WHAT YOU NEED TO DO >>
Where the data below has the string "views", return the whole line.

--- BEGIN SUPPLIED RECORDS ---

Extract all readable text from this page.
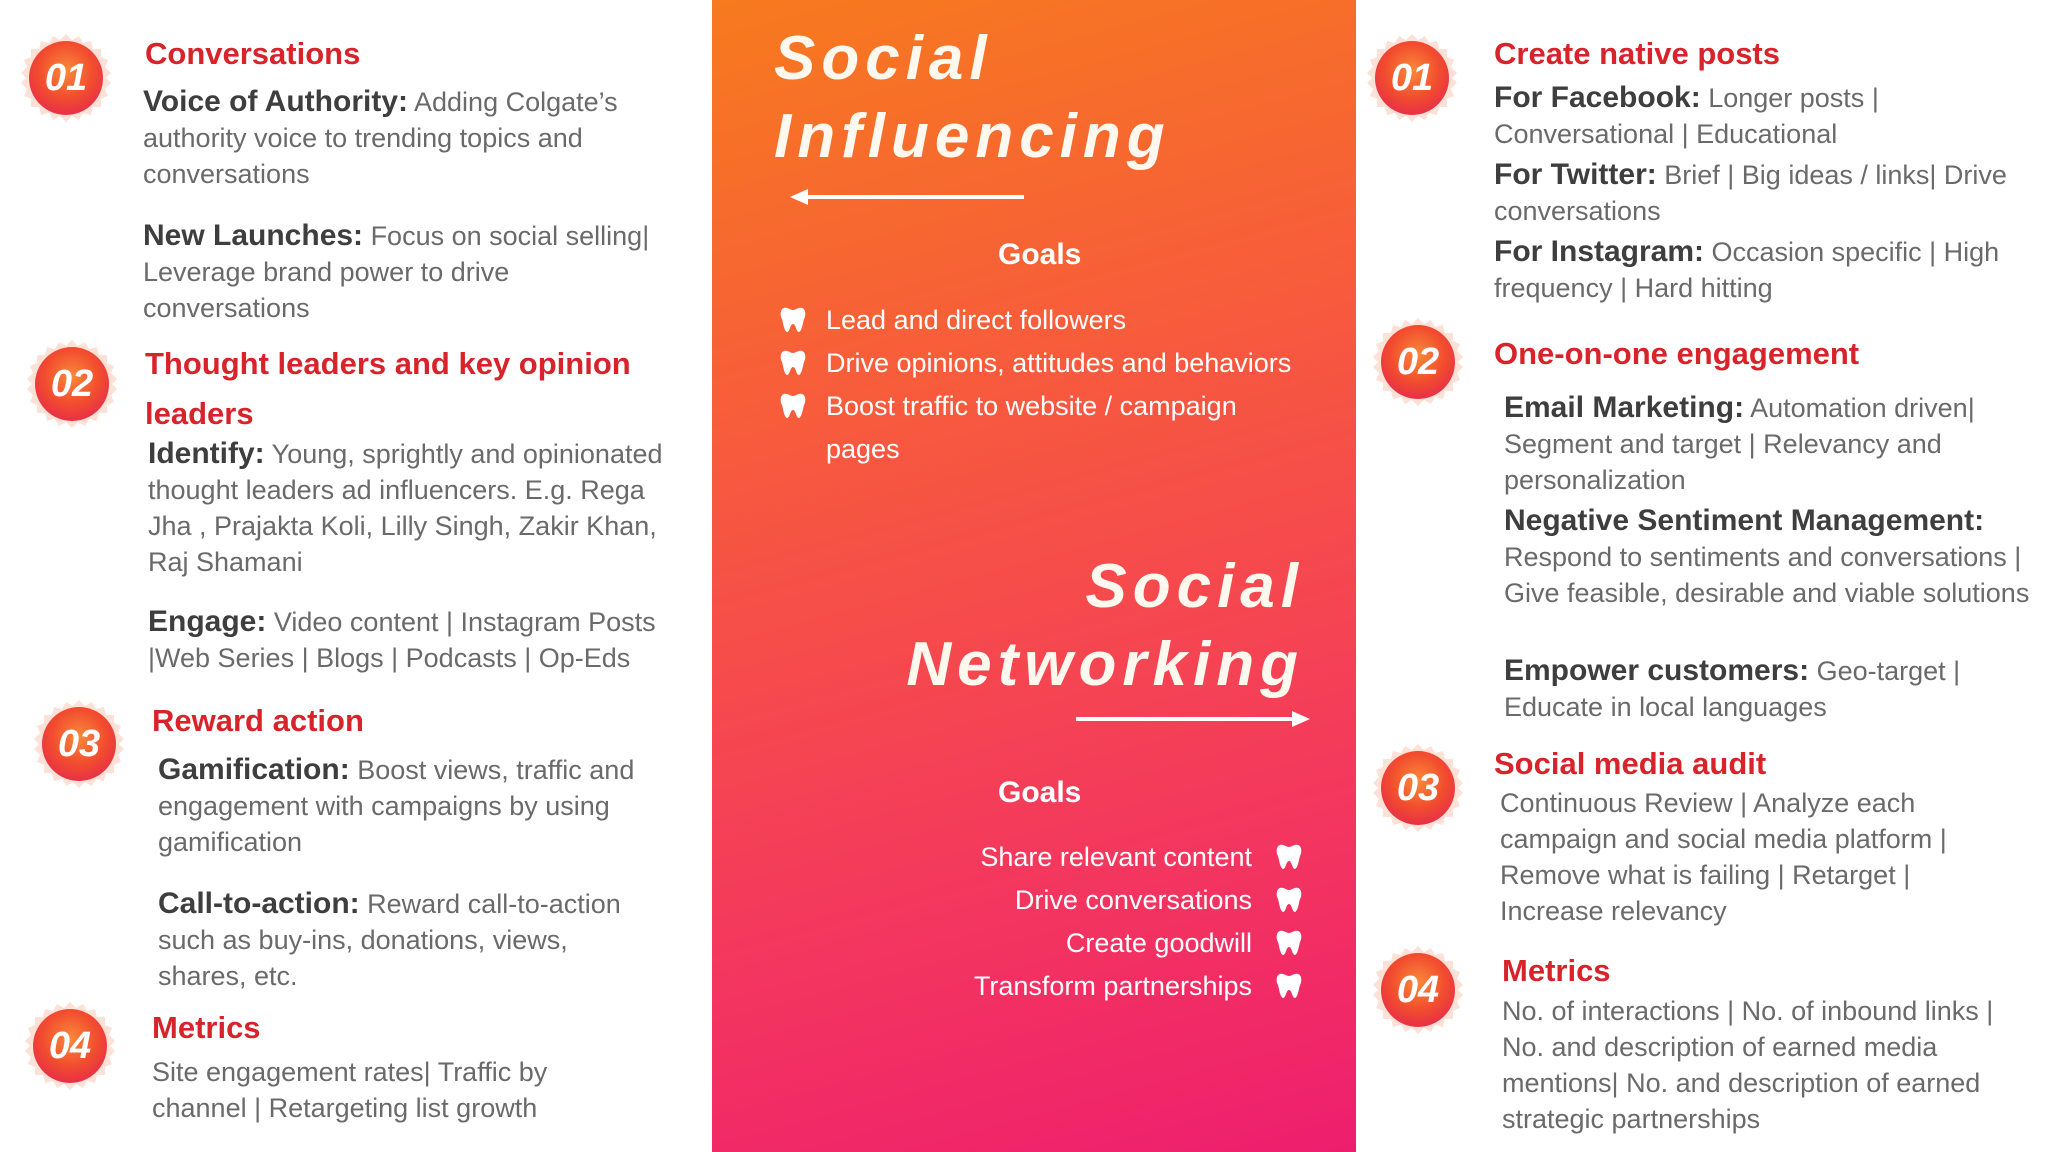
01
Conversations

Voice of Authority: Adding Colgate’s authority voice to trending topics and conversations

New Launches: Focus on social selling| Leverage brand power to drive conversations

02	Thought leaders and key opinion leaders

Identify: Young, sprightly and opinionated thought leaders ad influencers. E.g. Rega Jha , Prajakta Koli, Lilly Singh, Zakir Khan, Raj Shamani

Engage: Video content | Instagram Posts |Web Series | Blogs | Podcasts | Op-Eds

03
Reward action

Gamification: Boost views, traffic and engagement with campaigns by using gamification

Call-to-action: Reward call-to-action such as buy-ins, donations, views, shares, etc.

04	Metrics

Site engagement rates| Traffic by channel | Retargeting list growth

Social
Influencing
Goals
Lead and direct followers
Drive opinions, attitudes and behaviors
Boost traffic to website / campaign pages
Social
Networking
Goals
Share relevant content
Drive conversations
Create goodwill
Transform partnerships
01
Create native posts

For Facebook: Longer posts | Conversational | Educational

For Twitter: Brief | Big ideas / links| Drive conversations

For Instagram: Occasion specific | High frequency | Hard hitting

02	One-on-one engagement

Email Marketing: Automation driven| Segment and target | Relevancy and personalization

Negative Sentiment Management: Respond to sentiments and conversations | Give feasible, desirable and viable solutions

Empower customers: Geo-target | Educate in local languages

03
Social media audit

Continuous Review | Analyze each campaign and social media platform | Remove what is failing | Retarget | Increase relevancy

04	Metrics

No. of interactions | No. of inbound links | No. and description of earned media mentions| No. and description of earned strategic partnerships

--- END SUPPLIED RECORDS ---

SOLUTION TO THIS TASK >>
Gamification: Boost views, traffic and engagement with campaigns by using gamification
Call-to-action: Reward call-to-action such as buy-ins, donations, views, shares, etc.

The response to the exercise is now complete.